>>>
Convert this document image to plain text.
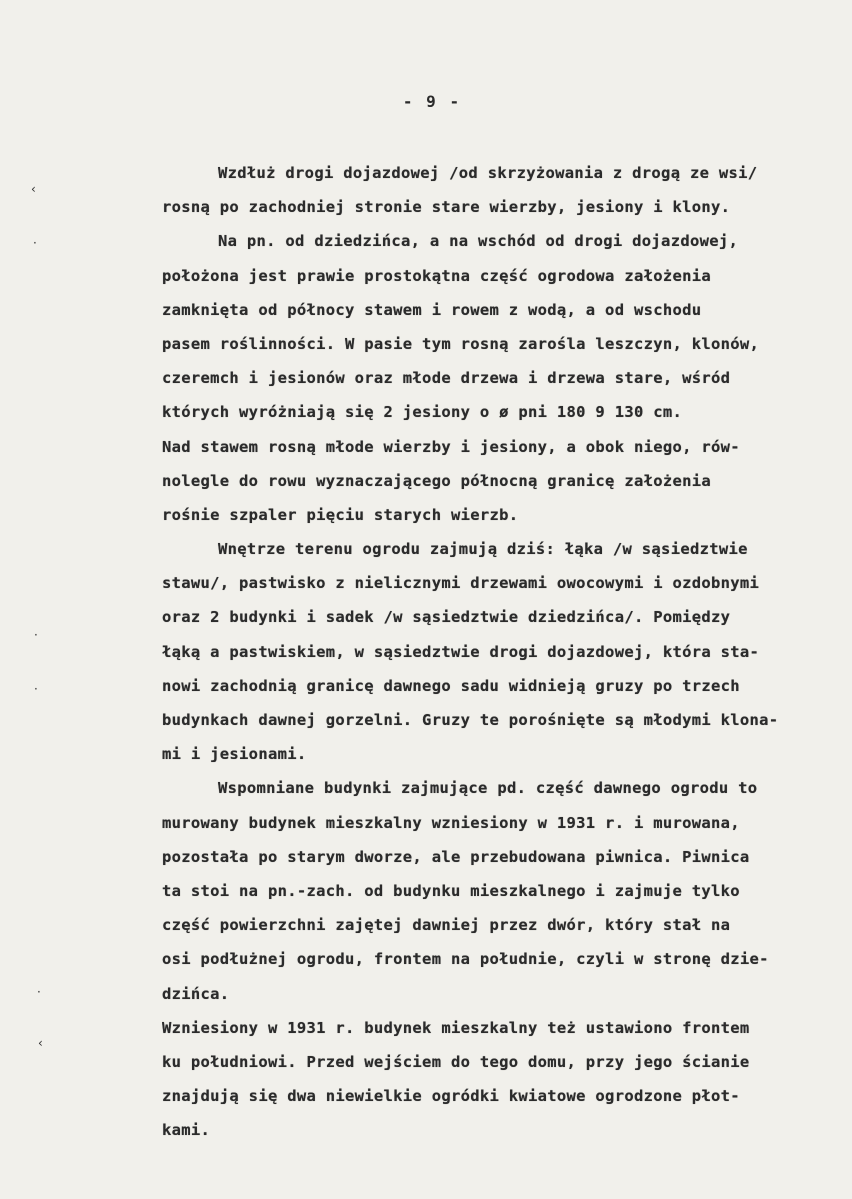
- 9 -
Wzdłuż drogi dojazdowej /od skrzyżowania z drogą ze wsi/
rosną po zachodniej stronie stare wierzby, jesiony i klony.
Na pn. od dziedzińca, a na wschód od drogi dojazdowej,
położona jest prawie prostokątna część ogrodowa założenia
zamknięta od północy stawem i rowem z wodą, a od wschodu
pasem roślinności. W pasie tym rosną zarośla leszczyn, klonów,
czeremch i jesionów oraz młode drzewa i drzewa stare, wśród
których wyróżniają się 2 jesiony o ø pni 180 9 130 cm.
Nad stawem rosną młode wierzby i jesiony, a obok niego, rów-
nolegle do rowu wyznaczającego północną granicę założenia
rośnie szpaler pięciu starych wierzb.
Wnętrze terenu ogrodu zajmują dziś: łąka /w sąsiedztwie
stawu/, pastwisko z nielicznymi drzewami owocowymi i ozdobnymi
oraz 2 budynki i sadek /w sąsiedztwie dziedzińca/. Pomiędzy
łąką a pastwiskiem, w sąsiedztwie drogi dojazdowej, która sta-
nowi zachodnią granicę dawnego sadu widnieją gruzy po trzech
budynkach dawnej gorzelni. Gruzy te porośnięte są młodymi klona-
mi i jesionami.
Wspomniane budynki zajmujące pd. część dawnego ogrodu to
murowany budynek mieszkalny wzniesiony w 1931 r. i murowana,
pozostała po starym dworze, ale przebudowana piwnica. Piwnica
ta stoi na pn.-zach. od budynku mieszkalnego i zajmuje tylko
część powierzchni zajętej dawniej przez dwór, który stał na
osi podłużnej ogrodu, frontem na południe, czyli w stronę dzie-
dzińca.
Wzniesiony w 1931 r. budynek mieszkalny też ustawiono frontem
ku południowi. Przed wejściem do tego domu, przy jego ścianie
znajdują się dwa niewielkie ogródki kwiatowe ogrodzone płot-
kami.
‹
·
·
·
·
‹
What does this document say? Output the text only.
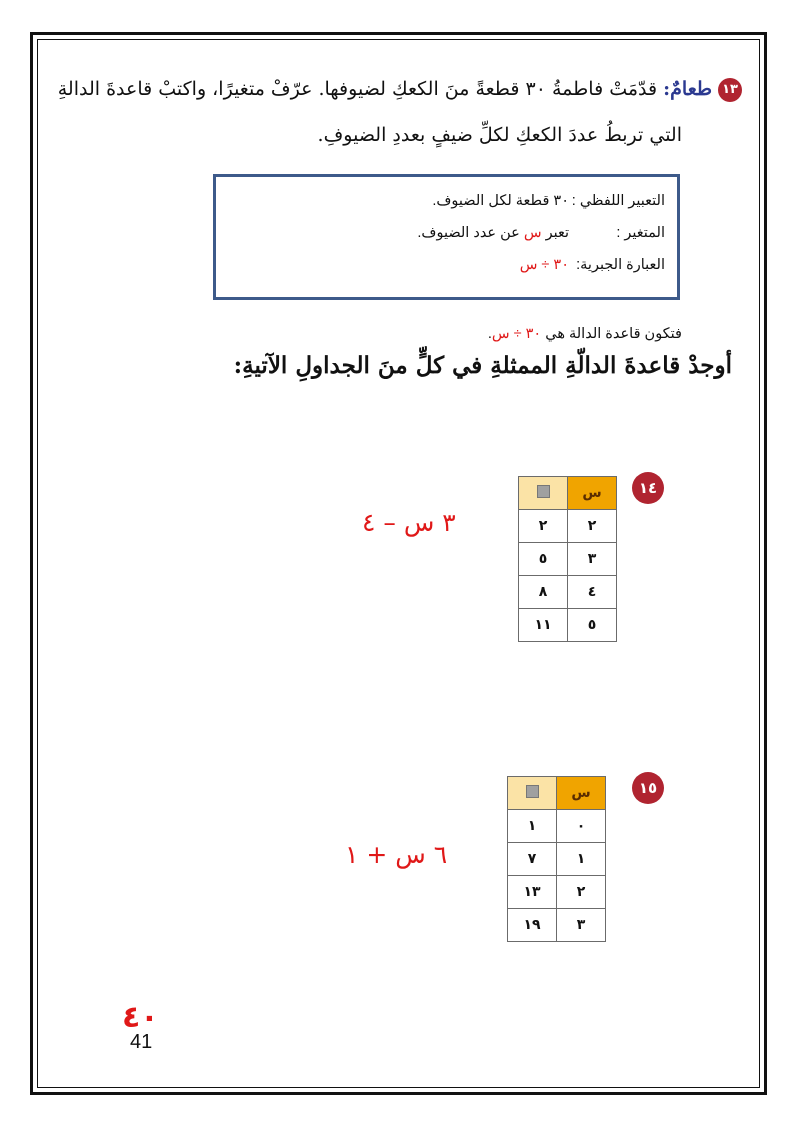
١٣طعامٌ: قدّمَتْ فاطمةُ ٣٠ قطعةً منَ الكعكِ لضيوفها. عرّفْ متغيرًا، واكتبْ قاعدةَ الدالةِ
التي تربطُ عددَ الكعكِ لكلِّ ضيفٍ بعددِ الضيوفِ.
التعبير اللفظي :
٣٠ قطعة لكل الضيوف.
المتغير :
تعبر

س

عن عدد الضيوف.
العبارة الجبرية:
٣٠ ÷ س
فتكون قاعدة الدالة هي ٣٠ ÷ س.
أوجدْ قاعدةَ الدالّةِ الممثلةِ في كلٍّ منَ الجداولِ الآتيةِ:
١٤
س	
٢	٢
٣	٥
٤	٨
٥	١١
٣ س – ٤
١٥
س	
٠	١
١	٧
٢	١٣
٣	١٩
٦ س + ١
٤٠
41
<<<
**Work to be completed**: Images must not appear in the copy; reproduce everything else in the records verbatim.

**Completed task**:
Convert this document image to plain text.
- 9 -
Wzdłuż drogi dojazdowej /od skrzyżowania z drogą ze wsi/
rosną po zachodniej stronie stare wierzby, jesiony i klony.
Na pn. od dziedzińca, a na wschód od drogi dojazdowej,
położona jest prawie prostokątna część ogrodowa założenia
zamknięta od północy stawem i rowem z wodą, a od wschodu
pasem roślinności. W pasie tym rosną zarośla leszczyn, klonów,
czeremch i jesionów oraz młode drzewa i drzewa stare, wśród
których wyróżniają się 2 jesiony o ø pni 180 9 130 cm.
Nad stawem rosną młode wierzby i jesiony, a obok niego, rów-
nolegle do rowu wyznaczającego północną granicę założenia
rośnie szpaler pięciu starych wierzb.
Wnętrze terenu ogrodu zajmują dziś: łąka /w sąsiedztwie
stawu/, pastwisko z nielicznymi drzewami owocowymi i ozdobnymi
oraz 2 budynki i sadek /w sąsiedztwie dziedzińca/. Pomiędzy
łąką a pastwiskiem, w sąsiedztwie drogi dojazdowej, która sta-
nowi zachodnią granicę dawnego sadu widnieją gruzy po trzech
budynkach dawnej gorzelni. Gruzy te porośnięte są młodymi klona-
mi i jesionami.
Wspomniane budynki zajmujące pd. część dawnego ogrodu to
murowany budynek mieszkalny wzniesiony w 1931 r. i murowana,
pozostała po starym dworze, ale przebudowana piwnica. Piwnica
ta stoi na pn.-zach. od budynku mieszkalnego i zajmuje tylko
część powierzchni zajętej dawniej przez dwór, który stał na
osi podłużnej ogrodu, frontem na południe, czyli w stronę dzie-
dzińca.
Wzniesiony w 1931 r. budynek mieszkalny też ustawiono frontem
ku południowi. Przed wejściem do tego domu, przy jego ścianie
znajdują się dwa niewielkie ogródki kwiatowe ogrodzone płot-
kami.
‹
·
·
·
·
‹
What does this document say? Output the text only.
١٣طعامٌ: قدّمَتْ فاطمةُ ٣٠ قطعةً منَ الكعكِ لضيوفها. عرّفْ متغيرًا، واكتبْ قاعدةَ الدالةِ
التي تربطُ عددَ الكعكِ لكلِّ ضيفٍ بعددِ الضيوفِ.
التعبير اللفظي :
٣٠ قطعة لكل الضيوف.
المتغير :
تعبر

س

عن عدد الضيوف.
العبارة الجبرية:
٣٠ ÷ س
فتكون قاعدة الدالة هي ٣٠ ÷ س.
أوجدْ قاعدةَ الدالّةِ الممثلةِ في كلٍّ منَ الجداولِ الآتيةِ:
١٤
س	
٢	٢
٣	٥
٤	٨
٥	١١
٣ س – ٤
١٥
س	
٠	١
١	٧
٢	١٣
٣	١٩
٦ س + ١
٤٠
41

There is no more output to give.